[START DATA LINES]

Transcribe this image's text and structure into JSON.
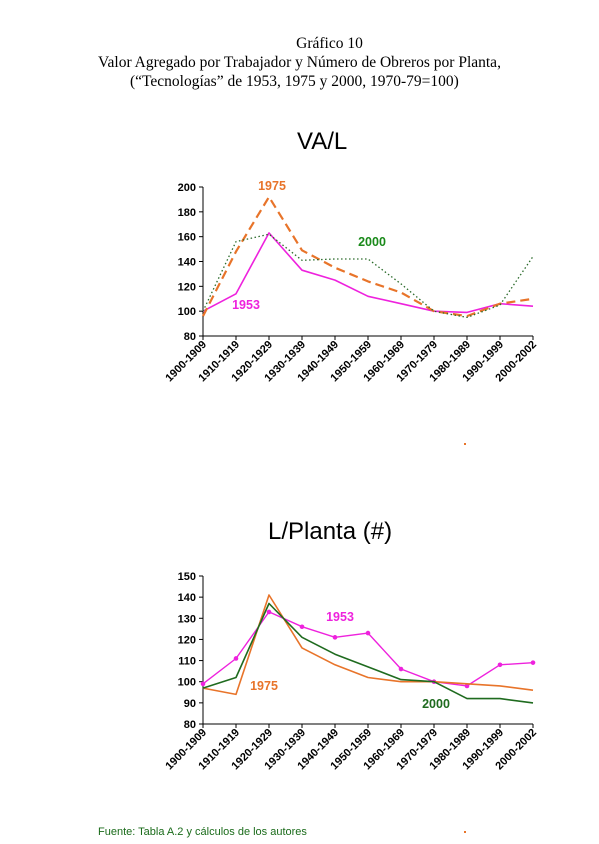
{
  "header": {
    "line1": "Gráfico 10",
    "line2": "Valor Agregado por Trabajador y Número de Obreros por Planta,",
    "line3": "(“Tecnologías” de 1953, 1975 y 2000, 1970-79=100)"
  },
  "colors": {
    "s1953": "#ee22dd",
    "s1975": "#e8742a",
    "s2000_top": "#1a8a1a",
    "s2000_top_line": "#2a6a2a",
    "s2000_bottom": "#1f6b1f"
  },
  "footer": {
    "source": "Fuente: Tabla A.2  y cálculos de los autores"
  },
  "chart_data": [
    {
      "type": "line",
      "title": "VA/L",
      "categories": [
        "1900-1909",
        "1910-1919",
        "1920-1929",
        "1930-1939",
        "1940-1949",
        "1950-1959",
        "1960-1969",
        "1970-1979",
        "1980-1989",
        "1990-1999",
        "2000-2002"
      ],
      "ylim": [
        80,
        200
      ],
      "yticks": [
        80,
        100,
        120,
        140,
        160,
        180,
        200
      ],
      "grid": false,
      "series": [
        {
          "name": "1953",
          "values": [
            100,
            114,
            163,
            133,
            125,
            112,
            106,
            100,
            99,
            106,
            104
          ]
        },
        {
          "name": "1975",
          "values": [
            96,
            148,
            192,
            149,
            135,
            124,
            115,
            100,
            96,
            106,
            110
          ]
        },
        {
          "name": "2000",
          "values": [
            100,
            156,
            162,
            141,
            142,
            142,
            122,
            100,
            95,
            105,
            144
          ]
        }
      ]
    },
    {
      "type": "line",
      "title": "L/Planta (#)",
      "categories": [
        "1900-1909",
        "1910-1919",
        "1920-1929",
        "1930-1939",
        "1940-1949",
        "1950-1959",
        "1960-1969",
        "1970-1979",
        "1980-1989",
        "1990-1999",
        "2000-2002"
      ],
      "ylim": [
        80,
        150
      ],
      "yticks": [
        80,
        90,
        100,
        110,
        120,
        130,
        140,
        150
      ],
      "grid": false,
      "series": [
        {
          "name": "1953",
          "values": [
            99,
            111,
            133,
            126,
            121,
            123,
            106,
            100,
            98,
            108,
            109
          ]
        },
        {
          "name": "1975",
          "values": [
            97,
            94,
            141,
            116,
            108,
            102,
            100,
            100,
            99,
            98,
            96
          ]
        },
        {
          "name": "2000",
          "values": [
            97,
            102,
            137,
            121,
            113,
            107,
            101,
            100,
            92,
            92,
            90
          ]
        }
      ]
    }
  ]
}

[END DATA LINES]

▶ [EXERCISE PROMPT]
Only the number is required: the count of lines containing the word "Planta".

▶ [ANSWER TO THIS TASK]
2